Exercise aim ▸ Select all lines in the records that include "Cajun".

Entries provided ▸
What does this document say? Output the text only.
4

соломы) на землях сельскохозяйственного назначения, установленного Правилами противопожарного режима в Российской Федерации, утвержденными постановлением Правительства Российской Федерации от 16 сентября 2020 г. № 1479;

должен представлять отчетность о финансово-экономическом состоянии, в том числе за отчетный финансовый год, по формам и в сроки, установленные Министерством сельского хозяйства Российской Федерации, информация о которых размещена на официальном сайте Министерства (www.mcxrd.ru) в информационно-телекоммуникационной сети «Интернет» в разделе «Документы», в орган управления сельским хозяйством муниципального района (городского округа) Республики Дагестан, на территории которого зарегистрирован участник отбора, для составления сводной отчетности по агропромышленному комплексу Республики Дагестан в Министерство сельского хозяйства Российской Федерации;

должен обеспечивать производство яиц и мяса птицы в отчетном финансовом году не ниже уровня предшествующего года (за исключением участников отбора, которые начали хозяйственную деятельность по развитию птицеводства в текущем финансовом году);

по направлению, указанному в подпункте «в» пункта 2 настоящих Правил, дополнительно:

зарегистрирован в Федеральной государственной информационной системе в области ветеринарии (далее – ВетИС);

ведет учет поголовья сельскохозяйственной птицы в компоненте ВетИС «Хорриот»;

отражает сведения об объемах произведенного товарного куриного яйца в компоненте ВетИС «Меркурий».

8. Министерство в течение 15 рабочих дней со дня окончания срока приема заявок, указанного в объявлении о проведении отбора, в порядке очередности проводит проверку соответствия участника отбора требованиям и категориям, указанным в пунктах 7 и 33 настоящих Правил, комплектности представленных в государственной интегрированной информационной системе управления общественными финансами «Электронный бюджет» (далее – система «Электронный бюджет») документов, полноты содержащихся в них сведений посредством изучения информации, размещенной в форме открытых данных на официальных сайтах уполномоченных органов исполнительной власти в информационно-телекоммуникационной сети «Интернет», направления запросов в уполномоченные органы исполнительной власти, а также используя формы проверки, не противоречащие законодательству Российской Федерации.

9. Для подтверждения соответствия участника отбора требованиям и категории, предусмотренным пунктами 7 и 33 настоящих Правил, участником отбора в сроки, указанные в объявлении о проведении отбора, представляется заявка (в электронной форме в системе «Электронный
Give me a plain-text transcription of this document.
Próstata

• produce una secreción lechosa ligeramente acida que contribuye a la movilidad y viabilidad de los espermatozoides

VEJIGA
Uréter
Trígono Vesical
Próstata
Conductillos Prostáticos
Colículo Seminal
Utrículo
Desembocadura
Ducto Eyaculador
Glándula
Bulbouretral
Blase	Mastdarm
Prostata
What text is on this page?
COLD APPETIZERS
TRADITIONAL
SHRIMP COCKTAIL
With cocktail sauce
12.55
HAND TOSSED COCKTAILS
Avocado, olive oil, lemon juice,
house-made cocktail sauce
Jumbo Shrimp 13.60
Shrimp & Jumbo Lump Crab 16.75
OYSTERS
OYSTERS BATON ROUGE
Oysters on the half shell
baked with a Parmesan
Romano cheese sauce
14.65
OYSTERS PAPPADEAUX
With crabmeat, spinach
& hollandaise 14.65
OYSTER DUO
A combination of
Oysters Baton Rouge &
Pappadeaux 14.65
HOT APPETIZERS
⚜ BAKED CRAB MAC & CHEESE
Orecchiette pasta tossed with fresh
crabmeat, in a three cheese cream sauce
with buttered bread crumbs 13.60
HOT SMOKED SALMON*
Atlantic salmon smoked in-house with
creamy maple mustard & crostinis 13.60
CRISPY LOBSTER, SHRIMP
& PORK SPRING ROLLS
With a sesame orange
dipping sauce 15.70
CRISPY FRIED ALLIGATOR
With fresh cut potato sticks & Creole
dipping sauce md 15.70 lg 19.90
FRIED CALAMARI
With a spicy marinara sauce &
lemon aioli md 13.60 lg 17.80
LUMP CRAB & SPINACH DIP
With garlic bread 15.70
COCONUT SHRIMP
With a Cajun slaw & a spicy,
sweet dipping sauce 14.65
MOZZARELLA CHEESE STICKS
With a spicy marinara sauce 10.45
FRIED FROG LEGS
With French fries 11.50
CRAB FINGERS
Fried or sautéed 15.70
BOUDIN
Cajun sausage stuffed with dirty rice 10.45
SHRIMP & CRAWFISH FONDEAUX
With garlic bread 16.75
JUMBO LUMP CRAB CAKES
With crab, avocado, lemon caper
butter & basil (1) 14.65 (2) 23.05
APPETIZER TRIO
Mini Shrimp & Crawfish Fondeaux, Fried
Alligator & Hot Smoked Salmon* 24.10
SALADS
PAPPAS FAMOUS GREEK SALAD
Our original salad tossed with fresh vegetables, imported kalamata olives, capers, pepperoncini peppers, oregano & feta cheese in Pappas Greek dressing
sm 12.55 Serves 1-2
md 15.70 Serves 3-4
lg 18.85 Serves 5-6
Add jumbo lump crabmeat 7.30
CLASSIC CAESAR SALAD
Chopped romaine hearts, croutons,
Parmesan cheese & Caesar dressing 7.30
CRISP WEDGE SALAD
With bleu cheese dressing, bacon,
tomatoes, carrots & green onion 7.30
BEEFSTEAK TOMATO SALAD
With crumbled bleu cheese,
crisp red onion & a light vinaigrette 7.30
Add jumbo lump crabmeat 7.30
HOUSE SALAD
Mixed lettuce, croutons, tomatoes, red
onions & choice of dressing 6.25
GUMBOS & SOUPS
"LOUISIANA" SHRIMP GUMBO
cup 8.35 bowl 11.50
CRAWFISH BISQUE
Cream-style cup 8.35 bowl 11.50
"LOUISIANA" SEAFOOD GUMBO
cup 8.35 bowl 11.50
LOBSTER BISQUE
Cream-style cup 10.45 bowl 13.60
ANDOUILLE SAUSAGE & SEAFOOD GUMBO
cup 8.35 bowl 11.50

The completed task ▸
With a Cajun slaw & a spicy,
Cajun sausage stuffed with dirty rice 10.45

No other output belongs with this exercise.